» AIM: Your task is to transcribe all of the records exactly and leave out the pictures.

(Collected data)
————

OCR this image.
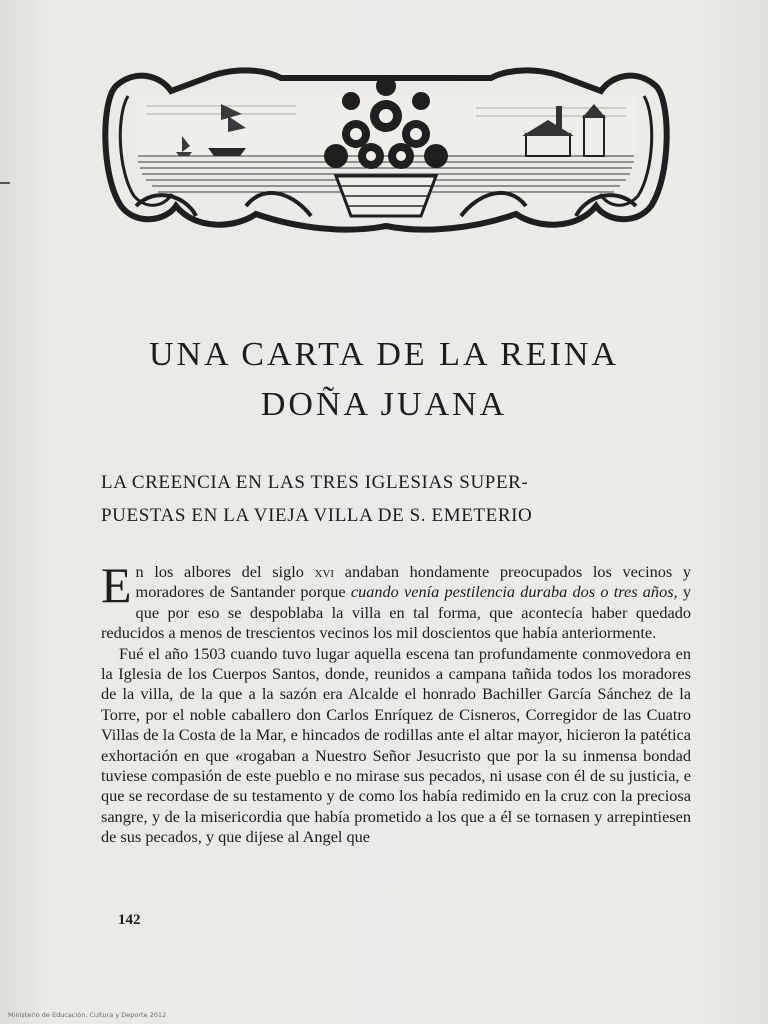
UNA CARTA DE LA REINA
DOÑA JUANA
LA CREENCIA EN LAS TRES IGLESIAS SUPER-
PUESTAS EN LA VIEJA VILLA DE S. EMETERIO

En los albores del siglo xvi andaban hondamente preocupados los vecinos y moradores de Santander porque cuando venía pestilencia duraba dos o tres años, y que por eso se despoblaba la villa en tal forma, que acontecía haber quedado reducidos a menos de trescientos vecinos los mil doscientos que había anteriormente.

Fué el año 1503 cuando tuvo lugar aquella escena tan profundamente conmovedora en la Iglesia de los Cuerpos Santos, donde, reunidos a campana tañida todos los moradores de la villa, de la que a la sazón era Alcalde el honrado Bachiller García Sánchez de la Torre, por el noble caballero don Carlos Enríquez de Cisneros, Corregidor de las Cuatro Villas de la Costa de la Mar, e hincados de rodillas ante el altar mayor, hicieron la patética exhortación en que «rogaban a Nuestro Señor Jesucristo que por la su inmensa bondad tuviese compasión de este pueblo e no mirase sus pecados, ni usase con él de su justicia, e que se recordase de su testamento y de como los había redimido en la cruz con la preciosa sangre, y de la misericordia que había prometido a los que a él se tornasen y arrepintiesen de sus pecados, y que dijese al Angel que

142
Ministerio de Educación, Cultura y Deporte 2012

————

» RESULT OF THIS EXERCISE:
OCR this image.
UNA CARTA DE LA REINA
DOÑA JUANA
LA CREENCIA EN LAS TRES IGLESIAS SUPER-
PUESTAS EN LA VIEJA VILLA DE S. EMETERIO

En los albores del siglo xvi andaban hondamente preocupados los vecinos y moradores de Santander porque cuando venía pestilencia duraba dos o tres años, y que por eso se despoblaba la villa en tal forma, que acontecía haber quedado reducidos a menos de trescientos vecinos los mil doscientos que había anteriormente.

Fué el año 1503 cuando tuvo lugar aquella escena tan profundamente conmovedora en la Iglesia de los Cuerpos Santos, donde, reunidos a campana tañida todos los moradores de la villa, de la que a la sazón era Alcalde el honrado Bachiller García Sánchez de la Torre, por el noble caballero don Carlos Enríquez de Cisneros, Corregidor de las Cuatro Villas de la Costa de la Mar, e hincados de rodillas ante el altar mayor, hicieron la patética exhortación en que «rogaban a Nuestro Señor Jesucristo que por la su inmensa bondad tuviese compasión de este pueblo e no mirase sus pecados, ni usase con él de su justicia, e que se recordase de su testamento y de como los había redimido en la cruz con la preciosa sangre, y de la misericordia que había prometido a los que a él se tornasen y arrepintiesen de sus pecados, y que dijese al Angel que

142
Ministerio de Educación, Cultura y Deporte 2012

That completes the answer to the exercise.